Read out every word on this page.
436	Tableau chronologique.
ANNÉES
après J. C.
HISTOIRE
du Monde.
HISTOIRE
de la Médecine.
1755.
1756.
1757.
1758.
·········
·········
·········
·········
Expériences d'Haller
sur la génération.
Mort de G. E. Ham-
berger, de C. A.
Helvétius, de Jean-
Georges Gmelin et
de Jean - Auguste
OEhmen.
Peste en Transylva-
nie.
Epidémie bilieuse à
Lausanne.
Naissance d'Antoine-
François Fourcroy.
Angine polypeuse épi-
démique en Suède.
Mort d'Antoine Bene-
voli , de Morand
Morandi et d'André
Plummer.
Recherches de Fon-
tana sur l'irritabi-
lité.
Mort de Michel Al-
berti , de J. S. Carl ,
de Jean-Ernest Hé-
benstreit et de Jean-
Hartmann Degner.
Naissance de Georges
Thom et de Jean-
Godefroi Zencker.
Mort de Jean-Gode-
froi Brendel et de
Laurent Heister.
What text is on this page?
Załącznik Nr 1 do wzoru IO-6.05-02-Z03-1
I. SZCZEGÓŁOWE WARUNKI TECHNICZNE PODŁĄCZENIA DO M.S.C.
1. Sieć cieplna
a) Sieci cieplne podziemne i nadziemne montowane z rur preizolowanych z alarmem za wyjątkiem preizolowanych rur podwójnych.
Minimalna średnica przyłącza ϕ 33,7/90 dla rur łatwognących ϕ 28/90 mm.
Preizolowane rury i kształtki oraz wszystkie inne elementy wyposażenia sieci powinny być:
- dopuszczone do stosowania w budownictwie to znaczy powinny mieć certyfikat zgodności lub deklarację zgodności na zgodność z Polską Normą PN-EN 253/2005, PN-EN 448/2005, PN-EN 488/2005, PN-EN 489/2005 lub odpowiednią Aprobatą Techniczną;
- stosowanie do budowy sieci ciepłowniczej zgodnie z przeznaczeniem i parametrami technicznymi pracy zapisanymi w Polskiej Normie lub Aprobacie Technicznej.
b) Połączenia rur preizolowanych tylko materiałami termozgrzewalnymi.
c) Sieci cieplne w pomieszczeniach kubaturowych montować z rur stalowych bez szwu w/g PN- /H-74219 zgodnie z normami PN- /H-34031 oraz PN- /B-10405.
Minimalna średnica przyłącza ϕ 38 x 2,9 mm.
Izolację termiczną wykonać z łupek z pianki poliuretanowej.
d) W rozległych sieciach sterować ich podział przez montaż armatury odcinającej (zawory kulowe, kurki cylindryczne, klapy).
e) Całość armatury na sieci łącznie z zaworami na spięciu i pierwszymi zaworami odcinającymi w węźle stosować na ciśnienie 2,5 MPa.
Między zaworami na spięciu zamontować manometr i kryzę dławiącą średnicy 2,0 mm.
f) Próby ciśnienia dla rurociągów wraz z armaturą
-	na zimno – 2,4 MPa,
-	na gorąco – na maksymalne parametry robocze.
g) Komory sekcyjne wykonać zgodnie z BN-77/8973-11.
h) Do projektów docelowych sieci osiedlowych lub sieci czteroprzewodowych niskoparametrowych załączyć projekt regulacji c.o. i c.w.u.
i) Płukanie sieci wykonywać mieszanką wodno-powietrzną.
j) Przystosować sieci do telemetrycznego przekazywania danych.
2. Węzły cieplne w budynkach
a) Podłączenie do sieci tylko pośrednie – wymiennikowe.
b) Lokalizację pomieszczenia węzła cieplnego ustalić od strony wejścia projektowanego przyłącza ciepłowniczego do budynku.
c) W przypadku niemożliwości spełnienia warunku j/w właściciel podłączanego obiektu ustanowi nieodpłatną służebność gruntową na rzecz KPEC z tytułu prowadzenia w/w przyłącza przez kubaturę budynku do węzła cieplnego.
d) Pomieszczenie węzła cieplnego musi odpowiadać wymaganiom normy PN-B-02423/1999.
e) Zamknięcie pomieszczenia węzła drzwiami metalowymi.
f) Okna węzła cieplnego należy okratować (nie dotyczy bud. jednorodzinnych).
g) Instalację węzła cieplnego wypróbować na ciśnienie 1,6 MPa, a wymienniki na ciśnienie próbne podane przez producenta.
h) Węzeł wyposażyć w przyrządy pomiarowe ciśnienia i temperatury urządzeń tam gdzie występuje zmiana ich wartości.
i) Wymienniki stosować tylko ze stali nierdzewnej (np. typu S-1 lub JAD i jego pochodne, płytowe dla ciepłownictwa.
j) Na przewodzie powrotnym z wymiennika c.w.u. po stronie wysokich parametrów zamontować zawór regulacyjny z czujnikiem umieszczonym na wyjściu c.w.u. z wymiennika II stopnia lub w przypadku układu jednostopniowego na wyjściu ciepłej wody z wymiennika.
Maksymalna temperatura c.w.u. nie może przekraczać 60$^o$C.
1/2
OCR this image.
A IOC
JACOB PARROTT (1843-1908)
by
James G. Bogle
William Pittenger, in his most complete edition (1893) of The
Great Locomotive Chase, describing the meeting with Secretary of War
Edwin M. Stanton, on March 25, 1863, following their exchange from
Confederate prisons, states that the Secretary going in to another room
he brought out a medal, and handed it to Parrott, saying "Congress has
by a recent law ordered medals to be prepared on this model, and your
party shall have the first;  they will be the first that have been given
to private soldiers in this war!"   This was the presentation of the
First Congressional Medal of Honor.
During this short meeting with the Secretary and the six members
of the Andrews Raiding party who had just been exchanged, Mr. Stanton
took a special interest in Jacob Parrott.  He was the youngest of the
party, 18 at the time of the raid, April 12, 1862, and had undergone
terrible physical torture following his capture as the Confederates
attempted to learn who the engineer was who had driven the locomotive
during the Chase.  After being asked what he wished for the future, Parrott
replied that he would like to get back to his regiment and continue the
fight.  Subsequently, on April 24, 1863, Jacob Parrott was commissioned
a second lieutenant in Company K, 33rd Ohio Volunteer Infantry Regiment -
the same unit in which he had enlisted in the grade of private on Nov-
- - -
Print the material verbatim, all of it.

Read out every word on this page.
436	Tableau chronologique.
ANNÉES
après J. C.
HISTOIRE
du Monde.
HISTOIRE
de la Médecine.
1755.
1756.
1757.
1758.
·········
·········
·········
·········
Expériences d'Haller
sur la génération.
Mort de G. E. Ham-
berger, de C. A.
Helvétius, de Jean-
Georges Gmelin et
de Jean - Auguste
OEhmen.
Peste en Transylva-
nie.
Epidémie bilieuse à
Lausanne.
Naissance d'Antoine-
François Fourcroy.
Angine polypeuse épi-
démique en Suède.
Mort d'Antoine Bene-
voli , de Morand
Morandi et d'André
Plummer.
Recherches de Fon-
tana sur l'irritabi-
lité.
Mort de Michel Al-
berti , de J. S. Carl ,
de Jean-Ernest Hé-
benstreit et de Jean-
Hartmann Degner.
Naissance de Georges
Thom et de Jean-
Godefroi Zencker.
Mort de Jean-Gode-
froi Brendel et de
Laurent Heister.
What text is on this page?
Załącznik Nr 1 do wzoru IO-6.05-02-Z03-1
I. SZCZEGÓŁOWE WARUNKI TECHNICZNE PODŁĄCZENIA DO M.S.C.
1. Sieć cieplna
a) Sieci cieplne podziemne i nadziemne montowane z rur preizolowanych z alarmem za wyjątkiem preizolowanych rur podwójnych.
Minimalna średnica przyłącza ϕ 33,7/90 dla rur łatwognących ϕ 28/90 mm.
Preizolowane rury i kształtki oraz wszystkie inne elementy wyposażenia sieci powinny być:
- dopuszczone do stosowania w budownictwie to znaczy powinny mieć certyfikat zgodności lub deklarację zgodności na zgodność z Polską Normą PN-EN 253/2005, PN-EN 448/2005, PN-EN 488/2005, PN-EN 489/2005 lub odpowiednią Aprobatą Techniczną;
- stosowanie do budowy sieci ciepłowniczej zgodnie z przeznaczeniem i parametrami technicznymi pracy zapisanymi w Polskiej Normie lub Aprobacie Technicznej.
b) Połączenia rur preizolowanych tylko materiałami termozgrzewalnymi.
c) Sieci cieplne w pomieszczeniach kubaturowych montować z rur stalowych bez szwu w/g PN- /H-74219 zgodnie z normami PN- /H-34031 oraz PN- /B-10405.
Minimalna średnica przyłącza ϕ 38 x 2,9 mm.
Izolację termiczną wykonać z łupek z pianki poliuretanowej.
d) W rozległych sieciach sterować ich podział przez montaż armatury odcinającej (zawory kulowe, kurki cylindryczne, klapy).
e) Całość armatury na sieci łącznie z zaworami na spięciu i pierwszymi zaworami odcinającymi w węźle stosować na ciśnienie 2,5 MPa.
Między zaworami na spięciu zamontować manometr i kryzę dławiącą średnicy 2,0 mm.
f) Próby ciśnienia dla rurociągów wraz z armaturą
-	na zimno – 2,4 MPa,
-	na gorąco – na maksymalne parametry robocze.
g) Komory sekcyjne wykonać zgodnie z BN-77/8973-11.
h) Do projektów docelowych sieci osiedlowych lub sieci czteroprzewodowych niskoparametrowych załączyć projekt regulacji c.o. i c.w.u.
i) Płukanie sieci wykonywać mieszanką wodno-powietrzną.
j) Przystosować sieci do telemetrycznego przekazywania danych.
2. Węzły cieplne w budynkach
a) Podłączenie do sieci tylko pośrednie – wymiennikowe.
b) Lokalizację pomieszczenia węzła cieplnego ustalić od strony wejścia projektowanego przyłącza ciepłowniczego do budynku.
c) W przypadku niemożliwości spełnienia warunku j/w właściciel podłączanego obiektu ustanowi nieodpłatną służebność gruntową na rzecz KPEC z tytułu prowadzenia w/w przyłącza przez kubaturę budynku do węzła cieplnego.
d) Pomieszczenie węzła cieplnego musi odpowiadać wymaganiom normy PN-B-02423/1999.
e) Zamknięcie pomieszczenia węzła drzwiami metalowymi.
f) Okna węzła cieplnego należy okratować (nie dotyczy bud. jednorodzinnych).
g) Instalację węzła cieplnego wypróbować na ciśnienie 1,6 MPa, a wymienniki na ciśnienie próbne podane przez producenta.
h) Węzeł wyposażyć w przyrządy pomiarowe ciśnienia i temperatury urządzeń tam gdzie występuje zmiana ich wartości.
i) Wymienniki stosować tylko ze stali nierdzewnej (np. typu S-1 lub JAD i jego pochodne, płytowe dla ciepłownictwa.
j) Na przewodzie powrotnym z wymiennika c.w.u. po stronie wysokich parametrów zamontować zawór regulacyjny z czujnikiem umieszczonym na wyjściu c.w.u. z wymiennika II stopnia lub w przypadku układu jednostopniowego na wyjściu ciepłej wody z wymiennika.
Maksymalna temperatura c.w.u. nie może przekraczać 60$^o$C.
1/2
OCR this image.
A IOC
JACOB PARROTT (1843-1908)
by
James G. Bogle
William Pittenger, in his most complete edition (1893) of The
Great Locomotive Chase, describing the meeting with Secretary of War
Edwin M. Stanton, on March 25, 1863, following their exchange from
Confederate prisons, states that the Secretary going in to another room
he brought out a medal, and handed it to Parrott, saying "Congress has
by a recent law ordered medals to be prepared on this model, and your
party shall have the first;  they will be the first that have been given
to private soldiers in this war!"   This was the presentation of the
First Congressional Medal of Honor.
During this short meeting with the Secretary and the six members
of the Andrews Raiding party who had just been exchanged, Mr. Stanton
took a special interest in Jacob Parrott.  He was the youngest of the
party, 18 at the time of the raid, April 12, 1862, and had undergone
terrible physical torture following his capture as the Confederates
attempted to learn who the engineer was who had driven the locomotive
during the Chase.  After being asked what he wished for the future, Parrott
replied that he would like to get back to his regiment and continue the
fight.  Subsequently, on April 24, 1863, Jacob Parrott was commissioned
a second lieutenant in Company K, 33rd Ohio Volunteer Infantry Regiment -
the same unit in which he had enlisted in the grade of private on Nov-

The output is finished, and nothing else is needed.